**Problem details:** Copy every record below exactly as written, but leave out the pictures.

(Stored data entries)
§

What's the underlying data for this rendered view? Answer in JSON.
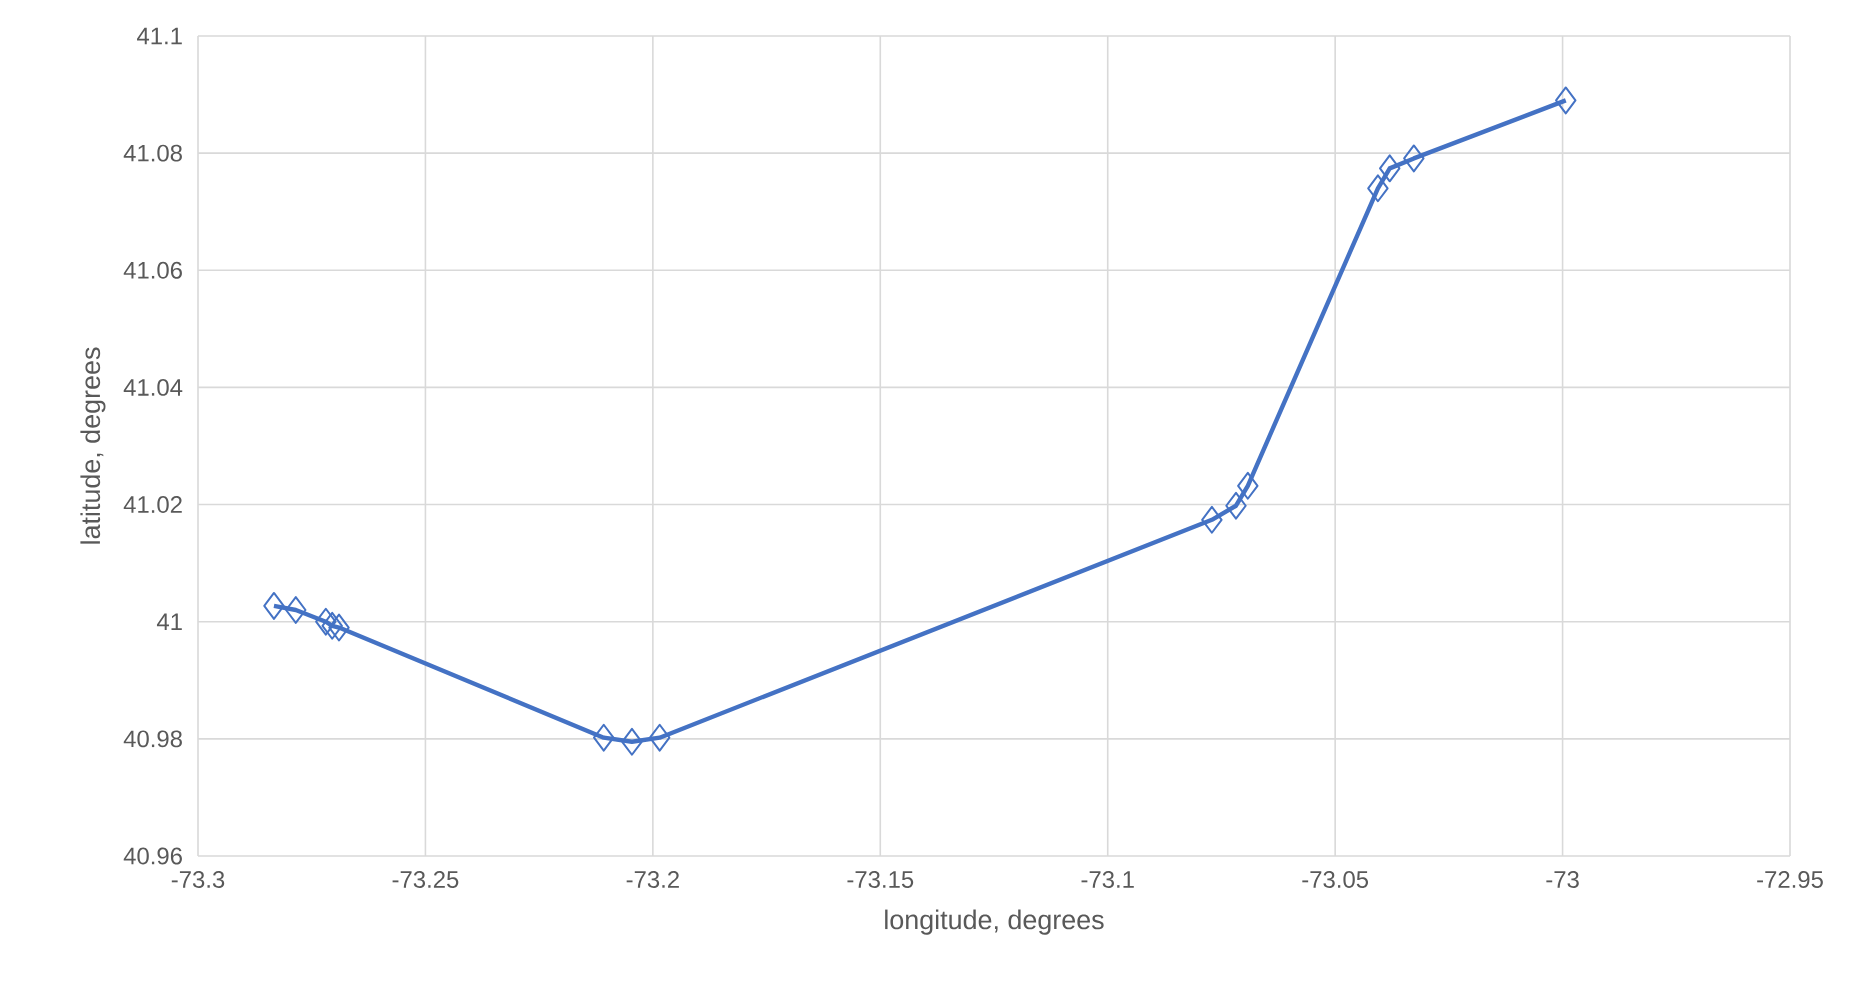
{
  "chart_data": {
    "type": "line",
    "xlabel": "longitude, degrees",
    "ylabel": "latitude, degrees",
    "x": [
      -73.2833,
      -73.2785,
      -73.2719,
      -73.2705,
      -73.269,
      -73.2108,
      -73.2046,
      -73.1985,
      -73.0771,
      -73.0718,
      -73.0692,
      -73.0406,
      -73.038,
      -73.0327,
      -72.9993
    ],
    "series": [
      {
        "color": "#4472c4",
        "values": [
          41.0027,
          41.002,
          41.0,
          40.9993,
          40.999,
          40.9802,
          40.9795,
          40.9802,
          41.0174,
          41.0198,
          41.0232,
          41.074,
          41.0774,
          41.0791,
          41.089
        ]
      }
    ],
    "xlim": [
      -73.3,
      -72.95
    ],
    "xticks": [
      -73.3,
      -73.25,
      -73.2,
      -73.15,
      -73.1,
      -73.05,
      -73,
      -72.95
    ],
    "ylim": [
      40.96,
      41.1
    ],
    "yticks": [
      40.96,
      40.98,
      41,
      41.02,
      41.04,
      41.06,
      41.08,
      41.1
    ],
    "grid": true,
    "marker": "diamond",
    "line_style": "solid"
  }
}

§

**The completed task:**
What's the underlying data for this rendered view? Answer in JSON.
{
  "chart_data": {
    "type": "line",
    "xlabel": "longitude, degrees",
    "ylabel": "latitude, degrees",
    "x": [
      -73.2833,
      -73.2785,
      -73.2719,
      -73.2705,
      -73.269,
      -73.2108,
      -73.2046,
      -73.1985,
      -73.0771,
      -73.0718,
      -73.0692,
      -73.0406,
      -73.038,
      -73.0327,
      -72.9993
    ],
    "series": [
      {
        "color": "#4472c4",
        "values": [
          41.0027,
          41.002,
          41.0,
          40.9993,
          40.999,
          40.9802,
          40.9795,
          40.9802,
          41.0174,
          41.0198,
          41.0232,
          41.074,
          41.0774,
          41.0791,
          41.089
        ]
      }
    ],
    "xlim": [
      -73.3,
      -72.95
    ],
    "xticks": [
      -73.3,
      -73.25,
      -73.2,
      -73.15,
      -73.1,
      -73.05,
      -73,
      -72.95
    ],
    "ylim": [
      40.96,
      41.1
    ],
    "yticks": [
      40.96,
      40.98,
      41,
      41.02,
      41.04,
      41.06,
      41.08,
      41.1
    ],
    "grid": true,
    "marker": "diamond",
    "line_style": "solid"
  }
}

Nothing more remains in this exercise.